▶ GIVEN REQUEST: Show each line that has the string "Normal" in it.

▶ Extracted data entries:
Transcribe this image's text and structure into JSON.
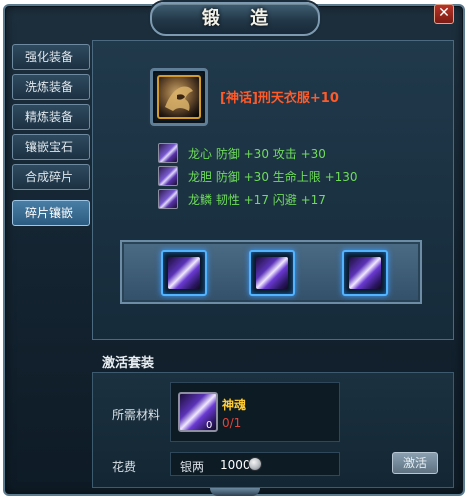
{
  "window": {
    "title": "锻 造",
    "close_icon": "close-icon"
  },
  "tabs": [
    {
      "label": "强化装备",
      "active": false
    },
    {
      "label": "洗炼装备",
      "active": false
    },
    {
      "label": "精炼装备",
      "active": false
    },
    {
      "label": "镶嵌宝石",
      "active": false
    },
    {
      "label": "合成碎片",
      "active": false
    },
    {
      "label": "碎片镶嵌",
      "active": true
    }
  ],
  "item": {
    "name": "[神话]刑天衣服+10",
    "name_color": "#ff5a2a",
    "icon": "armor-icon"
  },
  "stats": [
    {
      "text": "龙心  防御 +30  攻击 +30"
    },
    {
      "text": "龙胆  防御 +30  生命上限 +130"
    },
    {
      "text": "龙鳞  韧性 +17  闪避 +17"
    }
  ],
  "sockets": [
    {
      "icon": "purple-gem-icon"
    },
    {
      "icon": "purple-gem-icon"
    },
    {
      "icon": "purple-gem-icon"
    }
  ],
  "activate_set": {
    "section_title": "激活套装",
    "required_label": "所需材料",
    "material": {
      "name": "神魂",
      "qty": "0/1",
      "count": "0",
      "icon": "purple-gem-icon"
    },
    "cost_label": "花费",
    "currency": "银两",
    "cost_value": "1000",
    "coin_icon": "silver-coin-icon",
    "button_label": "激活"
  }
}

--

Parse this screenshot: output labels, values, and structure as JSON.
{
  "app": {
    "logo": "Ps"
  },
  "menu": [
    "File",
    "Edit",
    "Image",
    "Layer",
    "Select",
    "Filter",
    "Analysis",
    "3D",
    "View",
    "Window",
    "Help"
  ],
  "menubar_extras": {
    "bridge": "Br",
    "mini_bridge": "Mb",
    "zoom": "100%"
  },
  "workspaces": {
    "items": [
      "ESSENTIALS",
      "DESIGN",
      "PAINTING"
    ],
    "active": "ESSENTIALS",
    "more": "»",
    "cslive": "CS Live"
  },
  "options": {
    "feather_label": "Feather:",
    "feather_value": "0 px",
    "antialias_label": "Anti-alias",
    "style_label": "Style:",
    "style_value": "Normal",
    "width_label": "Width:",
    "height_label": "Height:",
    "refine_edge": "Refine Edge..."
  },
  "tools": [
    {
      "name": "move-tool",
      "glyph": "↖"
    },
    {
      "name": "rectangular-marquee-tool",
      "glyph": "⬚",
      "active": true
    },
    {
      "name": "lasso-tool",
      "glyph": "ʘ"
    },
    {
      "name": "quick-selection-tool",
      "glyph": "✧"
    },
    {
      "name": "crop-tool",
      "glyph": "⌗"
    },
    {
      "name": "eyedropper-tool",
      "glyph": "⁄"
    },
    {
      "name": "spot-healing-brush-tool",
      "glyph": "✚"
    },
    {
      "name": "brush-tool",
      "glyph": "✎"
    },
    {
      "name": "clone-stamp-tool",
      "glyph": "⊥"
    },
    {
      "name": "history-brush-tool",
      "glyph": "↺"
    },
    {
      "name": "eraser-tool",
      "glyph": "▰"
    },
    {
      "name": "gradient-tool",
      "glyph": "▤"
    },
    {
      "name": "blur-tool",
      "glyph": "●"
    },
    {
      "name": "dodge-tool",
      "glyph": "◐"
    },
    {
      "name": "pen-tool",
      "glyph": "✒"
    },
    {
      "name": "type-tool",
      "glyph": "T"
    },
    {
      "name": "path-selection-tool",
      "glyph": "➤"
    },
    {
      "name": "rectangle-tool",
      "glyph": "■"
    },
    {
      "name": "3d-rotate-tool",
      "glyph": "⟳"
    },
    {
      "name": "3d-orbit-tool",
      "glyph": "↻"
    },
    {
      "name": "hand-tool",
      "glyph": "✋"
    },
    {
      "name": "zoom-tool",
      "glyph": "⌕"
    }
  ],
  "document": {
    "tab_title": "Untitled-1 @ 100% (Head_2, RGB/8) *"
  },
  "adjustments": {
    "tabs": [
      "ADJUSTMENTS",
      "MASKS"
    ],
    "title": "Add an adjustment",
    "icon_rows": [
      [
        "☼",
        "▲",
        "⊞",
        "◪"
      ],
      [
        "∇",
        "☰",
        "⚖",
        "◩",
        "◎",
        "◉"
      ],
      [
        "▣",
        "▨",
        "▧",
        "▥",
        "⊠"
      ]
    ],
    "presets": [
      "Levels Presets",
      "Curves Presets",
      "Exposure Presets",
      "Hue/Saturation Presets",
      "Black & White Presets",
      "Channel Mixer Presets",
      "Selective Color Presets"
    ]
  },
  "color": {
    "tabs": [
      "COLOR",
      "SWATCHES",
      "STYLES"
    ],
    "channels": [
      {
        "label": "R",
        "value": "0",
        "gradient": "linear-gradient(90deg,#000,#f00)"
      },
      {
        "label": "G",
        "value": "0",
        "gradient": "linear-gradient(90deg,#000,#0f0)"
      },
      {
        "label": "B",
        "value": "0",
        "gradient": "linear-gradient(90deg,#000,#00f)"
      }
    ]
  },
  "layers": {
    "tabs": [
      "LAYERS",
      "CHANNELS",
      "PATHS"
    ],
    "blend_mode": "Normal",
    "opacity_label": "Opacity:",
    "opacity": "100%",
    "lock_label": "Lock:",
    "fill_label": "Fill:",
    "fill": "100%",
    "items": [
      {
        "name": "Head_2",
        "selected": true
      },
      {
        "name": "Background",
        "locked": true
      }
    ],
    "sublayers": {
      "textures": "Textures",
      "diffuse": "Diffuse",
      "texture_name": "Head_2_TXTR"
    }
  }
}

▶ COMPLETED TASK:
    "style_value": "Normal",
    "blend_mode": "Normal",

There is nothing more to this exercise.